All the agents are built using small, locally deployable models as this was the theme of the hackathon. We use the Qwen3 4B model.

This is enabled by the following set of agents:

Course Generation Agent
Makes use of web-scraper and PDF parser tools to collect data on a course given the course page link. All pdfs on the page are identified and parsed to get natural language text. Further, the html pages are also loaded. We then chunk and embed these documents and insert into a Vector DB.
Question Generation Agent
Makes use of content mastery state (that is internally maintained and updated as the user practices questions), along with the Vector DB containing course content to generate questions for practice. To ensure question quality, we implement a Verifier-Reviewer pattern where the Verifier generates initial questions and the Reviewer critically evaluates them, providing feedback on clarity, answerability, and alignment with course material to iteratively improve question quality.
Answer Evaluation Agent
The answer evaluation system implements an iterative Verifier-Reviewer architecture. When a student asks “Is my answer correct?”, the Verifier retrieves relevant lecture content from the Vector DB and makes an initial assessment. The Reviewer then critically evaluates this assessment, providing feedback on reasoning quality, identifying potential errors, and suggesting improvements. This iterative process simulates higher-level chain of thought reasoning, ensuring students receive accurate, well-reasoned feedback with proper references to course materials.
Personalized Note Generation Agent
When a student requests “Make personalized notes for me for topic X”, we make use of another dual-model approach. The first Qwen3 4B model acts as the content generator, accessing both the Course Content Vector DB and the User Mastery/Past Question Answer Pairs database to create notes tailored to the student’s current understanding level. The second Qwen3 4B model serves as the quality reviewer, ensuring the generated notes are grammatically and syntactically correct while verifying they contain only lecture content and does not include random hallucinations.. This two-stage process ensures personalized, accurate study materials that match the student’s knowledge gaps and learning needs.

****

Your tasks>
- a) Rewrite the part of the excerpt that opens with the words containing "Course Generation Agent" and closes with "improve question quality.", replacing "Vector DB" with "vector database".
- b) According to the excerpt, why are all the agents built on small models that can be deployed locally?
Nothing in the data matters for this work.

Given records>
****

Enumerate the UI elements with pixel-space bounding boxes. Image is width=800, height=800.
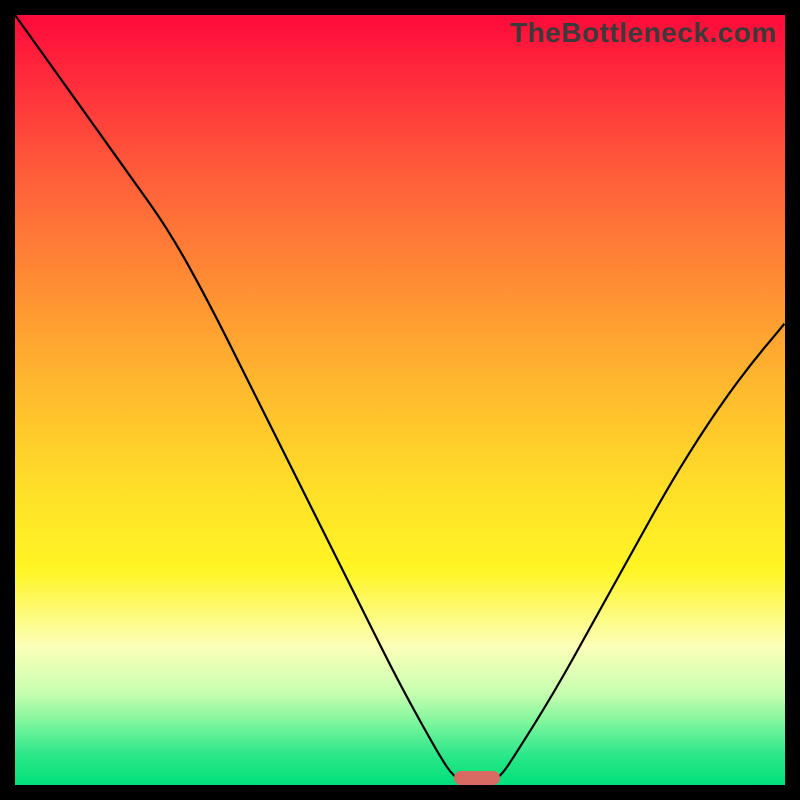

****

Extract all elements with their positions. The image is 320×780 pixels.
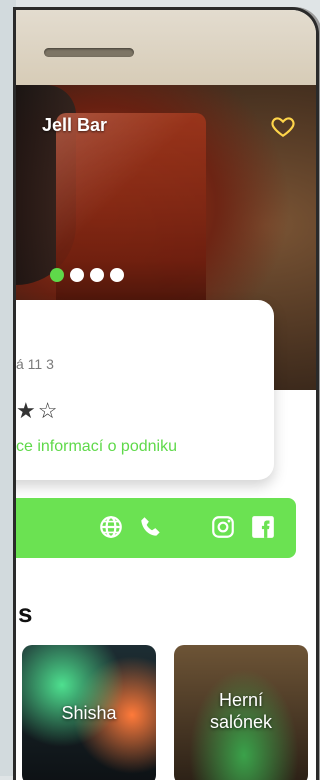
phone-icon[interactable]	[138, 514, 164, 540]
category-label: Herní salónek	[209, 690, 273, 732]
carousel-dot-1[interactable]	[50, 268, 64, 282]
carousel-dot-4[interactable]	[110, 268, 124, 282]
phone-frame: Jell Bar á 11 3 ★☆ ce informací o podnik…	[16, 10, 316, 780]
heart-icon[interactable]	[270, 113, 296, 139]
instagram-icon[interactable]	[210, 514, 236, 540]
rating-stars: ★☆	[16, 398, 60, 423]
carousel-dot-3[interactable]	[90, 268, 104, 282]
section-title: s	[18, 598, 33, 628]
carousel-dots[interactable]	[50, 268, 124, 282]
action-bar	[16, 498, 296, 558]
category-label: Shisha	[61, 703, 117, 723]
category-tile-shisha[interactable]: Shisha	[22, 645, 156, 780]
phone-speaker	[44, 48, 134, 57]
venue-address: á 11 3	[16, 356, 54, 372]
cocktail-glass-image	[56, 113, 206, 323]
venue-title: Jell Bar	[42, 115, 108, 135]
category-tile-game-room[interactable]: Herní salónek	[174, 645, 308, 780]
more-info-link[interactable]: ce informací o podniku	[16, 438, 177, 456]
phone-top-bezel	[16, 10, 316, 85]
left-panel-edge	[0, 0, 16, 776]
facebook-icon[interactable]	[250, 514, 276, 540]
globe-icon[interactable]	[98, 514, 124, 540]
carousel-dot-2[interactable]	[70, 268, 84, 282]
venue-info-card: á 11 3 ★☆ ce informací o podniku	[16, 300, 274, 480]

****

Expected responses>
- a)
Course Generation Agent
Makes use of web-scraper and PDF parser tools to collect data on a course given the course page link. All pdfs on the page are identified and parsed to get natural language text. Further, the html pages are also loaded. We then chunk and embed these documents and insert into a vector database.
Question Generation Agent
Makes use of content mastery state (that is internally maintained and updated as the user practices questions), along with the vector database containing course content to generate questions for practice. To ensure question quality, we implement a Verifier-Reviewer pattern where the Verifier generates initial questions and the Reviewer critically evaluates them, providing feedback on clarity, answerability, and alignment with course material to iteratively improve question quality.

- b) Small, locally deployable models were the theme of the hackathon, so all the agents were built with them. The model used is Qwen3 4B.